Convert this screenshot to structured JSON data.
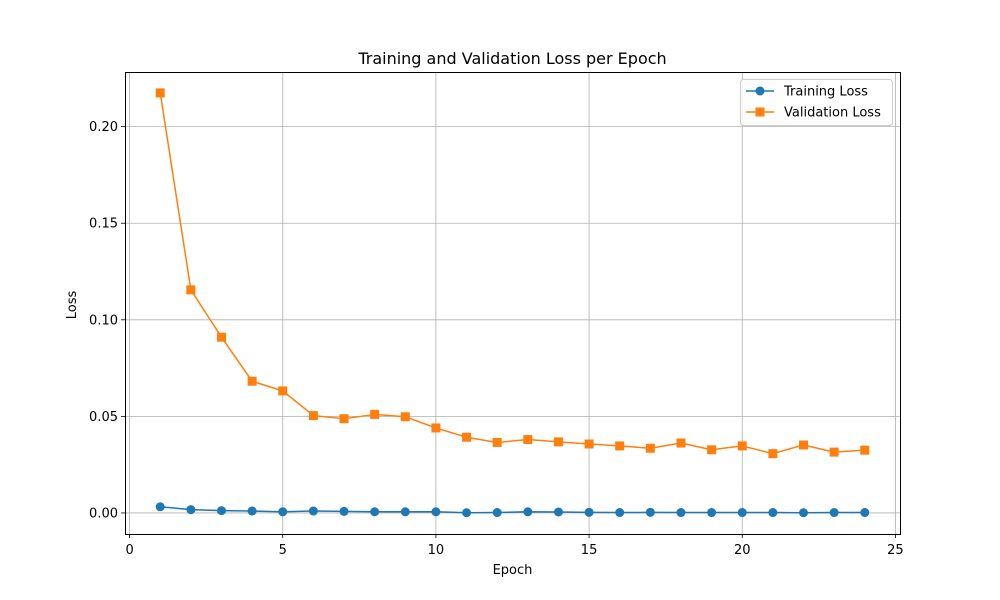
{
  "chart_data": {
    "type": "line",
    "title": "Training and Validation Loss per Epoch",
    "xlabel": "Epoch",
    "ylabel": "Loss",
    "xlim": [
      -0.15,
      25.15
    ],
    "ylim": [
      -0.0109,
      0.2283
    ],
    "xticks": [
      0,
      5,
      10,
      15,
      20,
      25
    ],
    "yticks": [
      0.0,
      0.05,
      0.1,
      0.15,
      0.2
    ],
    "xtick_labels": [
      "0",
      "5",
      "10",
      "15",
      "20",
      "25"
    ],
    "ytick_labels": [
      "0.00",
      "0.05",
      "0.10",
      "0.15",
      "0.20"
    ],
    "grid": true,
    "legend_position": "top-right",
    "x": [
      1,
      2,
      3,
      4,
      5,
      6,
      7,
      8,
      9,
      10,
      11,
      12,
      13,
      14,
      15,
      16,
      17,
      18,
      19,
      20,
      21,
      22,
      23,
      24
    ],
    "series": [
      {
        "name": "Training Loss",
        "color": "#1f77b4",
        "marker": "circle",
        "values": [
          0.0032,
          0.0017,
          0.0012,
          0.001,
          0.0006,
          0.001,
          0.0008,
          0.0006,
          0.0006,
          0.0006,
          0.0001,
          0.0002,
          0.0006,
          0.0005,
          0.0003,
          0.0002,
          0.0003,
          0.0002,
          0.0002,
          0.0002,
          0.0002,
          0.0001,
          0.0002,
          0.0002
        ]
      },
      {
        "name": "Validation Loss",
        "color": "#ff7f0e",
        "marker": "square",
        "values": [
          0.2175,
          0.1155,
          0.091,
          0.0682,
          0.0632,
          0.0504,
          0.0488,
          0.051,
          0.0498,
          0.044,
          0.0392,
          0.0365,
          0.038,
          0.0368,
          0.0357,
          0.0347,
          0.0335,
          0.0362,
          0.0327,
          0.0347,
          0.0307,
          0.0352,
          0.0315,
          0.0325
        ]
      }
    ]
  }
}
...
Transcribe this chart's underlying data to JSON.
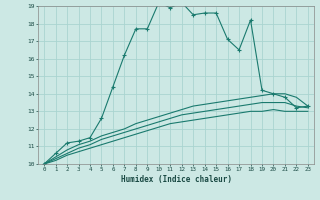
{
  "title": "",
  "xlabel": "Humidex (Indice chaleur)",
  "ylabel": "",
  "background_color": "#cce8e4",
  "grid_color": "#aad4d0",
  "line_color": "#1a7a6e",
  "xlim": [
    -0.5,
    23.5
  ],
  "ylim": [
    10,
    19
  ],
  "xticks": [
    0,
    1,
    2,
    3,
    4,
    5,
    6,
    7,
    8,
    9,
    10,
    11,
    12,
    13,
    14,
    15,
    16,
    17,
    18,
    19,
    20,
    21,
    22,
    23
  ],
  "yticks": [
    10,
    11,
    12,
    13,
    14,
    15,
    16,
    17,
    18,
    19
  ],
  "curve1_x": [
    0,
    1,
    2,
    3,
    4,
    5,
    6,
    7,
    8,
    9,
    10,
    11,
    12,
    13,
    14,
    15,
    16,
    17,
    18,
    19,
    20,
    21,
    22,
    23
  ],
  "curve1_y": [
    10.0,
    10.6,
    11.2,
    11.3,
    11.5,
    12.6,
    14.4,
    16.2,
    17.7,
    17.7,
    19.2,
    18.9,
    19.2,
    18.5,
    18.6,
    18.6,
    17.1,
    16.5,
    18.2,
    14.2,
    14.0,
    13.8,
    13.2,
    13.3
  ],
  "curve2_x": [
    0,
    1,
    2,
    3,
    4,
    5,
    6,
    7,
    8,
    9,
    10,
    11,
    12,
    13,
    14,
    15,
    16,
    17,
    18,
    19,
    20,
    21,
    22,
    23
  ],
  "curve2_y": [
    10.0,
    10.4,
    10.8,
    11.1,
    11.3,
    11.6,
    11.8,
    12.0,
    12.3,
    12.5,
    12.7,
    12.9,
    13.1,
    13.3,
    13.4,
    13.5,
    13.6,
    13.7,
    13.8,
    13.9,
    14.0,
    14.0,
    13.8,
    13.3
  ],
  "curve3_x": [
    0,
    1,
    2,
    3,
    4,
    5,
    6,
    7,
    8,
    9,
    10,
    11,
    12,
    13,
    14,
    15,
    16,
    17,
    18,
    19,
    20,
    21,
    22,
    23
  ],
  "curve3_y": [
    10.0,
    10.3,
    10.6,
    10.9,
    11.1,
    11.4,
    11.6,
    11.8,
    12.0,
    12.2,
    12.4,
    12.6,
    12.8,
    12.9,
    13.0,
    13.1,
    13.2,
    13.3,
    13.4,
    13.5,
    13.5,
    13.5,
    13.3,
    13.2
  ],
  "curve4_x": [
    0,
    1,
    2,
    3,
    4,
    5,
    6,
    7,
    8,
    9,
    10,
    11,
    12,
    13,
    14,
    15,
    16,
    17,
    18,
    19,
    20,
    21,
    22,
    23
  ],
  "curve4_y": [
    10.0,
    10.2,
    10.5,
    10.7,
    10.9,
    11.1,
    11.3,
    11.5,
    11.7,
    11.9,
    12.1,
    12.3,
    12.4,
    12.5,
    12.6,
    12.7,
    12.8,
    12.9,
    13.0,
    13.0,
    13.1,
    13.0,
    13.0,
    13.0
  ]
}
* * *
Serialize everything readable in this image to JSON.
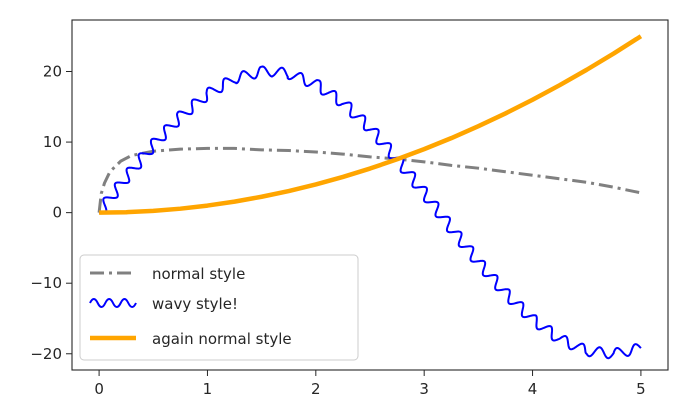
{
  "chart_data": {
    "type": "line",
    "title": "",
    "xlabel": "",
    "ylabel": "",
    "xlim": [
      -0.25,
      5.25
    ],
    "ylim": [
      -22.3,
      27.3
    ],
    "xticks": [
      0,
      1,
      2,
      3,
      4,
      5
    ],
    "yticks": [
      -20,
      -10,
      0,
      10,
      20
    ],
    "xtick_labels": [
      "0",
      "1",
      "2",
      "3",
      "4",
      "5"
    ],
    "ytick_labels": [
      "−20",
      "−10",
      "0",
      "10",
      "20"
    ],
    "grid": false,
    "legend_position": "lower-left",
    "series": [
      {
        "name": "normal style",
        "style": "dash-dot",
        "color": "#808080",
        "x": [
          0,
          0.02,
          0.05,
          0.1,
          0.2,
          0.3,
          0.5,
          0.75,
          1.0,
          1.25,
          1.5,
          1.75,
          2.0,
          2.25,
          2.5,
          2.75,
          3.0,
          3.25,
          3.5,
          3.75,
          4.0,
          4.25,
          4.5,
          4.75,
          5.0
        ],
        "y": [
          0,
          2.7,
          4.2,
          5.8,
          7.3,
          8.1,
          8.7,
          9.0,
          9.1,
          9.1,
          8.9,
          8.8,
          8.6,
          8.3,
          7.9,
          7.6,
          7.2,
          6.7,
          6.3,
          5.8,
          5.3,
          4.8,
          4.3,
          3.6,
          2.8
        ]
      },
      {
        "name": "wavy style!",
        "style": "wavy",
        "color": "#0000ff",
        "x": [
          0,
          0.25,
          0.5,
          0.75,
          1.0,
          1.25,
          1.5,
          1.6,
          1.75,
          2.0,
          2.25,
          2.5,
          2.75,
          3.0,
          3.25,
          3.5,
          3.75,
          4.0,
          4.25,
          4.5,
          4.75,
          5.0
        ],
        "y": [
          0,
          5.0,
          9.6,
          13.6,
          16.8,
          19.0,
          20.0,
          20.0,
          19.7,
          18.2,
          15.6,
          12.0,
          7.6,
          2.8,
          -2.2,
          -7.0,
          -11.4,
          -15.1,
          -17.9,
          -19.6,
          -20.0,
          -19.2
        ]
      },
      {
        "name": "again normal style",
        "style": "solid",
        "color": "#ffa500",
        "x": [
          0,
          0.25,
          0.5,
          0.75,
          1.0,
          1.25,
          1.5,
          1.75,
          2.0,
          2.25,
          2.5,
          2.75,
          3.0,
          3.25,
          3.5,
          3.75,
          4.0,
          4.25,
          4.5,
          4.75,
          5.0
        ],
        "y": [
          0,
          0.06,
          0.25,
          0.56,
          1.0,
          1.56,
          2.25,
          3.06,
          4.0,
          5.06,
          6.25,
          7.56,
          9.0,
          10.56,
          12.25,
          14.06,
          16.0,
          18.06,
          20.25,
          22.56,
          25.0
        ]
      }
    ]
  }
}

GIVEN EXERCISE. Where a line above contains the word "title", copy that line.

FULL OUTPUT.
    "title": "Training and Validation Loss per Epoch",
  "title": "",
    "title": "",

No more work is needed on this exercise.